[START]

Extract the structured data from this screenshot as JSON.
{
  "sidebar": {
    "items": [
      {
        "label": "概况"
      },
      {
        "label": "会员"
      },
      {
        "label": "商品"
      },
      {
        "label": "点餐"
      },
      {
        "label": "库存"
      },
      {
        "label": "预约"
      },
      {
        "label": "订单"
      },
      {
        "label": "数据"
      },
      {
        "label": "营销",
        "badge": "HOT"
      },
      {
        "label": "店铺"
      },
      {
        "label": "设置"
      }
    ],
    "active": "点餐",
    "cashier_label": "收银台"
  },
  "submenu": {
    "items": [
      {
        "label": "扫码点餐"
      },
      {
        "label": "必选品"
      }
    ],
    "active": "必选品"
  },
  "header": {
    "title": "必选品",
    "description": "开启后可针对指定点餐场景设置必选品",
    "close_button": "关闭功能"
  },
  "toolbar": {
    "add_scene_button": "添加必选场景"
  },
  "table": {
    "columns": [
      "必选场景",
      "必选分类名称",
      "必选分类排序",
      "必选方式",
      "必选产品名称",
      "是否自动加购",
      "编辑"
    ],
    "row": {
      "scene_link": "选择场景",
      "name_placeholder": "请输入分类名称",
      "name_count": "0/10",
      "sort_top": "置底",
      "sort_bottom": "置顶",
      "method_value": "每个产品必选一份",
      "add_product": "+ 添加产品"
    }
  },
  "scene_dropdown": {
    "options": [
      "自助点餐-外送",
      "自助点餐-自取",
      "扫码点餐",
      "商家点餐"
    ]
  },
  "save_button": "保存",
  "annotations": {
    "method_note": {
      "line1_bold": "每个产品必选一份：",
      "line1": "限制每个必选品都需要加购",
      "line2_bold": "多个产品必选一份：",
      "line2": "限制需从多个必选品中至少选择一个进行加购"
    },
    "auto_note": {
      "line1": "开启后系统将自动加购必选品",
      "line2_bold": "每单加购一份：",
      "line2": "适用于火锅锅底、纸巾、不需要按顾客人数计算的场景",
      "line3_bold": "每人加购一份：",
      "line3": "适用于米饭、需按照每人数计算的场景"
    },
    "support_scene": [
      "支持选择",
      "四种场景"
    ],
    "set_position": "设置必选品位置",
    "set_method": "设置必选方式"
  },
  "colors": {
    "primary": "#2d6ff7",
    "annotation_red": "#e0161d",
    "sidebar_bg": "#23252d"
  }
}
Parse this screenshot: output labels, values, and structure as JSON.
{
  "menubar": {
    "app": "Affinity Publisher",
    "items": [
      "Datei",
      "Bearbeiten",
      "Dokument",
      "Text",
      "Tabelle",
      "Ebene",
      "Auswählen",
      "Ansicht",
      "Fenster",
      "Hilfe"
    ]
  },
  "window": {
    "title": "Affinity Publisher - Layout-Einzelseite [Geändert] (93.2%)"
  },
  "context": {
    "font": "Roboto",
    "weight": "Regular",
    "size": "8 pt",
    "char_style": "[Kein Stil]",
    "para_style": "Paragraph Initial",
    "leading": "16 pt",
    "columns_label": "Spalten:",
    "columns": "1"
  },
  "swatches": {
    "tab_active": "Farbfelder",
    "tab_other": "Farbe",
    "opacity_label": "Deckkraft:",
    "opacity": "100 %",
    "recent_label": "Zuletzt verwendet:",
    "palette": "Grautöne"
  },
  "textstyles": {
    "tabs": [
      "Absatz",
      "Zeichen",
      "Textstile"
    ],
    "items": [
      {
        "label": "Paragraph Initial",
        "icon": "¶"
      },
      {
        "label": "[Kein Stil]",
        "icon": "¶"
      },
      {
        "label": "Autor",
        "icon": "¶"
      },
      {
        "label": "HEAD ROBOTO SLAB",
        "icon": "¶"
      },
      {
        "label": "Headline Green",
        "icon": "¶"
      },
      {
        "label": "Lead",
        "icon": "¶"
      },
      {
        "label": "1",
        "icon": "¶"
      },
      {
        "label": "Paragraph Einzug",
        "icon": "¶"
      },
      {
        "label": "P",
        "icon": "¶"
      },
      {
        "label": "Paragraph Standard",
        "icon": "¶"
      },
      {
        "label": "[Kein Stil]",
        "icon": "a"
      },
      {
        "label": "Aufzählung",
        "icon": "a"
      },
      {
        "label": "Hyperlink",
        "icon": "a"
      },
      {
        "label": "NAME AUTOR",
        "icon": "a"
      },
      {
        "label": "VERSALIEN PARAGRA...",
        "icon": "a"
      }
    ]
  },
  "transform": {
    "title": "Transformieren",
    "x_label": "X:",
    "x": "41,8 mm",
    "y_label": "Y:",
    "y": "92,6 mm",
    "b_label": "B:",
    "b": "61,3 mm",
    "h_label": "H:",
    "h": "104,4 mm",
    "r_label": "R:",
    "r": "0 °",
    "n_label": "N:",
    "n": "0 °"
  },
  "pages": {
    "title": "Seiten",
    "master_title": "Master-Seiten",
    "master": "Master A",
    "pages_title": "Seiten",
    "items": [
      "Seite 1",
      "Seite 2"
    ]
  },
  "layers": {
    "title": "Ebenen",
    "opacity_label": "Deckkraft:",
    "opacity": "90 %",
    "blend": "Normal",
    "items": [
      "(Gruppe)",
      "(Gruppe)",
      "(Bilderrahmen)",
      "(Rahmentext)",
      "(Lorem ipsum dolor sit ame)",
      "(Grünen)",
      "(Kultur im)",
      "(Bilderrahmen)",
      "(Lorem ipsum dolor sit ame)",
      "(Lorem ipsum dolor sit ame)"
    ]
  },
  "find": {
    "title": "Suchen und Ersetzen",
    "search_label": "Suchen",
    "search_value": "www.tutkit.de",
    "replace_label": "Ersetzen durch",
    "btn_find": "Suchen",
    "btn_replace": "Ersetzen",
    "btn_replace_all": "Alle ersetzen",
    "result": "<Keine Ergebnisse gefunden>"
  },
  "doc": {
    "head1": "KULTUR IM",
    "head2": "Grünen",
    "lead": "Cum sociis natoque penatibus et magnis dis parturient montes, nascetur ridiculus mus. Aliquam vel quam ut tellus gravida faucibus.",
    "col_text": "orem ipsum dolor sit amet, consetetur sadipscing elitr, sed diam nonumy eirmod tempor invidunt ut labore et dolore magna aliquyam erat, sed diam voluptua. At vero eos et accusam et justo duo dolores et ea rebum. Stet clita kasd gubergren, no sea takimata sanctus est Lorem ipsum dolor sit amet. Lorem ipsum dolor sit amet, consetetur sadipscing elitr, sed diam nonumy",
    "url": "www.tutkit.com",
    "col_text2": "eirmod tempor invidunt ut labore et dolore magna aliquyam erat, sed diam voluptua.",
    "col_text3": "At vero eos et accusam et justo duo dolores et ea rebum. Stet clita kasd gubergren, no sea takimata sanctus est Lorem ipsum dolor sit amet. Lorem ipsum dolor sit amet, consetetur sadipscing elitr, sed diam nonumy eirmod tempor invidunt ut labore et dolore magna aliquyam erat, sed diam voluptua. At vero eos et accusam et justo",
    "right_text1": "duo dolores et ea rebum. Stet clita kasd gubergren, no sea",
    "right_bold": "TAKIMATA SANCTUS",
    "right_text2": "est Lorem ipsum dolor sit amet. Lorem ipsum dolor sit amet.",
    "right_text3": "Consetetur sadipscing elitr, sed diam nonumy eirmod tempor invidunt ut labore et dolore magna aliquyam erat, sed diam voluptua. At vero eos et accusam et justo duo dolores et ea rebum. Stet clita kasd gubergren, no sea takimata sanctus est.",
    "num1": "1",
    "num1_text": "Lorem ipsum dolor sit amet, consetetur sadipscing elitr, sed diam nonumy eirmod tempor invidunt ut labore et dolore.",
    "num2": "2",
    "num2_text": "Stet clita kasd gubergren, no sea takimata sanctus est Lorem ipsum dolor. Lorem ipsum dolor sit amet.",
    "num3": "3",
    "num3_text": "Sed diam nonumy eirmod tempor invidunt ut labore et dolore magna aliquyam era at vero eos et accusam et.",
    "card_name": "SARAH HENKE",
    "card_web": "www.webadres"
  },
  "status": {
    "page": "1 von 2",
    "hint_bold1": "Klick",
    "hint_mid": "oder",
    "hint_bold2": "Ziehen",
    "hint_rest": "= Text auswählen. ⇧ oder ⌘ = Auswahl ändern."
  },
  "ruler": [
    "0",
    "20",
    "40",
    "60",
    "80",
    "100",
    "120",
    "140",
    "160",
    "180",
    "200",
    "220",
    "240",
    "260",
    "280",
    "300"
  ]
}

[END]

--- THE PROBLEM ---
Among the entries above, how many lines hold the string "Paragraph"? Give the number by itself.

--- WORKED ANSWER ---
4